**TEXT SHOWN:**
┌──
Please stop incrementing the classfile version number when there are no format changes

Luke Hutchison luke.hutch at
Fri Oct 11 20:51:41 UTC 2019

On Fri, Oct 11, 2019 at 2:21 PM Brian Goetz <brian.goetz at> wrote:

> Not true at all.  The classfile version is in a well-known place in the
> classfile format, and tools should not attempt to interpret classfiles
> for whose version they don't understand.  Your argument below is a stark
> demonstration of the moral hazard of our working hard to keep the
> classfile format stable -- users assume (with absolutely no basis) that
> it should be safe to just blindly parse a classfile whose version they
> do not recognize, and treat it as a bug that somehow this isn't
> possible.  The JVMS has been specified such that it is allowable to
> entirely redo the bytecode set in every version.  The protection against
> classfile misinterpretation is not trying to reason about classfile
> versions you don't recognize.

I think you are arguing in the abstract simply because of what is possible,
but not at all because of what is remotely likely. Sure, I accept your
point, but in practice, the classfile format has been almost a strict set
of growing supersets, going all the way back to JDK 1.1, right? And there
is a good reason for that, because Java has always cared a lot about
backwards compatibility.

Of course the JDK could switch to an entirely new format -- Android did
this already, and JDK could theoretically even adopt DEX or something like
it. But really, if you want to talk about imposing difficulty on
developers, how likely would this be to ever happen? I assume that in
practical terms, the chance of such a change would be very close to zero.
Or maybe at some future point, there will be a major breaking change (like
maybe increasing the size of the constant pool beyond 2^16 entries) -- but
then we will be back to incremental supersets.
└──
**YOUR INSTRUCTIONS:** Write the next part of the mailing-list reply about classfile version numbers, picking up right after its final sentence.

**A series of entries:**
┌──
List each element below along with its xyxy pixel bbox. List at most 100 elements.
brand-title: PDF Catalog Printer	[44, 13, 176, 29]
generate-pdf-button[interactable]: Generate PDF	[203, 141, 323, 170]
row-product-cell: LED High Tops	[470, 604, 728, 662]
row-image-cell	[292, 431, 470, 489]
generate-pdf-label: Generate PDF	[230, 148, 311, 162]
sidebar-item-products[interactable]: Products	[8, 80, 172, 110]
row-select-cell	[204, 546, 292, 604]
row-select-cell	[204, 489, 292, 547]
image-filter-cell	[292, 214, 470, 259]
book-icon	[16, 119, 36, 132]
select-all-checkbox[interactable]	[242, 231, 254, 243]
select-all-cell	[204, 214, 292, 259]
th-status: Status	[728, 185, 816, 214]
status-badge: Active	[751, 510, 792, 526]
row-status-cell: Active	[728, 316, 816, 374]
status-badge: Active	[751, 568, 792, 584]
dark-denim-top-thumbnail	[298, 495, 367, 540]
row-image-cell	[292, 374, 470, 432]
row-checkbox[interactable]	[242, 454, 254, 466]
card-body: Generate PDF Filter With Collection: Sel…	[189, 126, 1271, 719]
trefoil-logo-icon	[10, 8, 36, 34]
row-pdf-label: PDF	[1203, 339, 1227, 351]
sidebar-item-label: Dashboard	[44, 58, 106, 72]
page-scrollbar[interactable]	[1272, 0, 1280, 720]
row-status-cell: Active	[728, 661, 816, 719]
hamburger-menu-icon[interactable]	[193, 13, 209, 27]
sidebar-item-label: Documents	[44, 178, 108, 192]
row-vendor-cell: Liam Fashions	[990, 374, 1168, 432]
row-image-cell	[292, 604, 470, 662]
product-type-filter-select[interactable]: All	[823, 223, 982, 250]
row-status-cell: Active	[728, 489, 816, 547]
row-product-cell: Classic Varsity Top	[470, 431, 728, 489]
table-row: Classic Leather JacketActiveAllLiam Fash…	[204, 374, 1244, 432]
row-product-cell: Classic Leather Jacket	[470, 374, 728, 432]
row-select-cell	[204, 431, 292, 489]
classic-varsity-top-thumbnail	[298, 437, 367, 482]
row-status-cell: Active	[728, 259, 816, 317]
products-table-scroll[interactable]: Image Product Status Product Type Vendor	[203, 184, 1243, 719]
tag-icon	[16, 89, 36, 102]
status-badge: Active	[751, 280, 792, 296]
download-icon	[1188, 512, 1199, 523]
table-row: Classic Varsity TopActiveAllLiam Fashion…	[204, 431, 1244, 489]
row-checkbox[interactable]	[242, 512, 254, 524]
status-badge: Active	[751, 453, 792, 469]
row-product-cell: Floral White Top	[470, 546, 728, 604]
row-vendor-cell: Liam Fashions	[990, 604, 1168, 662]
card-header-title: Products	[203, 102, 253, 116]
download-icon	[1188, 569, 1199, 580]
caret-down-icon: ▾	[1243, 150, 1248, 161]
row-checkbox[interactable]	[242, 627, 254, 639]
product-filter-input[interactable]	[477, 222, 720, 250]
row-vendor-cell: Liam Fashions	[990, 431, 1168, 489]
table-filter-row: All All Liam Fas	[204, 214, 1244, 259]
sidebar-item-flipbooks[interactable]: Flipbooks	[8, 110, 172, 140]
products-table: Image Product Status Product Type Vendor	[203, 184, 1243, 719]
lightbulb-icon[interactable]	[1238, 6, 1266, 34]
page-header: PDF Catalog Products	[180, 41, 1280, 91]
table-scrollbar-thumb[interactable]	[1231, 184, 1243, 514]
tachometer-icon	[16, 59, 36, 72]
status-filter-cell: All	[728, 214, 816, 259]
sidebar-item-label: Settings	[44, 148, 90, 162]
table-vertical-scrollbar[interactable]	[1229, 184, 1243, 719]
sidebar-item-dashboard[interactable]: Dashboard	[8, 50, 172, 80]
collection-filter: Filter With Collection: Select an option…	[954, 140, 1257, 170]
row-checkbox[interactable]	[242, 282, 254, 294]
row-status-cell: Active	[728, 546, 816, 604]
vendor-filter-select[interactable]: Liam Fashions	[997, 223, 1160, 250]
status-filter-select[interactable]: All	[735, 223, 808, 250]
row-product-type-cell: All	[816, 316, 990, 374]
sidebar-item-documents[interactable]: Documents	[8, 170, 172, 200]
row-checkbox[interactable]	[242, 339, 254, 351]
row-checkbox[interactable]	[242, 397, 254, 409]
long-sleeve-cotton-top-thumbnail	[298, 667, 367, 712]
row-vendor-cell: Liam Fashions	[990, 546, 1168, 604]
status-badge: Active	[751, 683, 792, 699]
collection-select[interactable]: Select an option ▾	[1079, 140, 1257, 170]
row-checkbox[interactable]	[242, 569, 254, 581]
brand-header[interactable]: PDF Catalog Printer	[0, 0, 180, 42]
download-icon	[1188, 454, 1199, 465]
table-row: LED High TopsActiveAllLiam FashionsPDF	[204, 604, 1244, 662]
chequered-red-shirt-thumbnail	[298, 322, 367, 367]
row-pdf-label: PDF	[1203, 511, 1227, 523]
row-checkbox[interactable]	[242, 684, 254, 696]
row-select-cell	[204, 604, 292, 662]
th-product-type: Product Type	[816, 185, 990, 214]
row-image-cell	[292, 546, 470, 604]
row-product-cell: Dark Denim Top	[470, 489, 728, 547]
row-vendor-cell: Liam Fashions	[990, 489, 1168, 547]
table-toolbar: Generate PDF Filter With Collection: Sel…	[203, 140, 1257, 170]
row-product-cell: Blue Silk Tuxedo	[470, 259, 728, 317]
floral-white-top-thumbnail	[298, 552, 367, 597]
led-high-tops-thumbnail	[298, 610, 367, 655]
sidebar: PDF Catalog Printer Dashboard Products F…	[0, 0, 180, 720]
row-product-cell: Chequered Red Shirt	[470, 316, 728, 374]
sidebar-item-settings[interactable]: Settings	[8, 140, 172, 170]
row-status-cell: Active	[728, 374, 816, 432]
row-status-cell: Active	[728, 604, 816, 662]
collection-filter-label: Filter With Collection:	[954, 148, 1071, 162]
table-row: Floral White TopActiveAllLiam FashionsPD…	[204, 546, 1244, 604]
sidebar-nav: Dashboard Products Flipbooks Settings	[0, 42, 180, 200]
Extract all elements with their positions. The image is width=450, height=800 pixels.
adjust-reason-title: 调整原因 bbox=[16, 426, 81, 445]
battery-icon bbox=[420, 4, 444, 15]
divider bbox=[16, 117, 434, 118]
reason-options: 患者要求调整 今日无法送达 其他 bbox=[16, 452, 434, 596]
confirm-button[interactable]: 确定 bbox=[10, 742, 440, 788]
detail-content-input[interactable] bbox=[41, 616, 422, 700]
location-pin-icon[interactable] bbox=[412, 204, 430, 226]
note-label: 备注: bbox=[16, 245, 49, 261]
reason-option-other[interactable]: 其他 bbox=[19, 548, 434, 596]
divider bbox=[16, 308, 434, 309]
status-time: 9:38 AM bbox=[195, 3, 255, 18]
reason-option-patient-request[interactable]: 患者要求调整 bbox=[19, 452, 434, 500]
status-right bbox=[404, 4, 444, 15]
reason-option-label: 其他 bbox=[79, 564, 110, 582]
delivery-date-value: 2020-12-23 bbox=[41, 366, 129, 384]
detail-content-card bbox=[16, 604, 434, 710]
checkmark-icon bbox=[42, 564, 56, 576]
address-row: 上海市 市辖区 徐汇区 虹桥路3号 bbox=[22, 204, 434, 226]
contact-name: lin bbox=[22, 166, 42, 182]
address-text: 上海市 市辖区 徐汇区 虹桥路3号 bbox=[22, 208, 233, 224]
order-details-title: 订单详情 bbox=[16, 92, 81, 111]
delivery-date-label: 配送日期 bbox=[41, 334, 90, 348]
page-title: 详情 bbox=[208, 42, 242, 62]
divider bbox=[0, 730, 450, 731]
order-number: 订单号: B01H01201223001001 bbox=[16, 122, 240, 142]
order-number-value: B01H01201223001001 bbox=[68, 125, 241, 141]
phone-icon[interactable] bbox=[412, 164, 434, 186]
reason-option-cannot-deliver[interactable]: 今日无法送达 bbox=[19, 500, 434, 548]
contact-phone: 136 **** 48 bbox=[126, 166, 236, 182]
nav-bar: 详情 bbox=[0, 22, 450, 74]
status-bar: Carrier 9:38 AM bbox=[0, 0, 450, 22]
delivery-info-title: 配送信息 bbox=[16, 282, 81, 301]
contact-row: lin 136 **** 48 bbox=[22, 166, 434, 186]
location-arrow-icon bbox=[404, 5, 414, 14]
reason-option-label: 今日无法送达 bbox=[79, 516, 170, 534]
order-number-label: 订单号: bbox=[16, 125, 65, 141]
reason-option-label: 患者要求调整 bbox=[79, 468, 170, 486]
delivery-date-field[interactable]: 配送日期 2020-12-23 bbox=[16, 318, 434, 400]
└──
**RESPONSE FOR THIS EXERCISE:**
Of course if there is a major break in ABI for a file format, yes,
absolutely, it is the responsibility of library maintainers to update to
handle the new format as quickly as possible. I would never argue otherwise.

> I understand you are thinking "well, it's possible to define the
> classfile format in a way that is more self-describing, and then it
> would be easier, so isn't it obvious that we should just do that?" But,
> you're making the classic mistake of considering only the benefit, and
> not the cost.  For example, fatter classfile structures mean longer
> startup times for 100% of Java developers.  Should we really punish the
> 100% with worse startup for the sake of the .00001% of those who are
> maintaining bytecode-parsing tools, but aren't committed to keeping up?
> That seems like putting the burden in the wrong place.

OK, again I accept your general point, but I think you are arguing from an
ideological point of view without acknowledging the benefit of fixing the
issue I raised. There are ways to accomplish what I suggested (yes, making
the format more self-describing) that incur close to zero extra cost. For
example, I suggested adding a length field to every constant pool entry.
But instead, there could be some simple metadata before the constant pool
that gave the size for any new introduced constant pool types. Total cost:
a few bytes per classfile. Total benefit: preventing much disruption for
many users.

ASM works hard to have a release ready for JDK N by the time JDK is
> ready to ship.  If other bytecode libraries want to play in this space,
> that's the bar, and it's a reasonable one.  It's not like changes to the
> classfile format aren't broadly discussed in public forums for a long
> time prior to making a change.  The ASM guys have figured out what good
> citizenship looks like here (thanks Remi!); other libraries should take
> a page from their book.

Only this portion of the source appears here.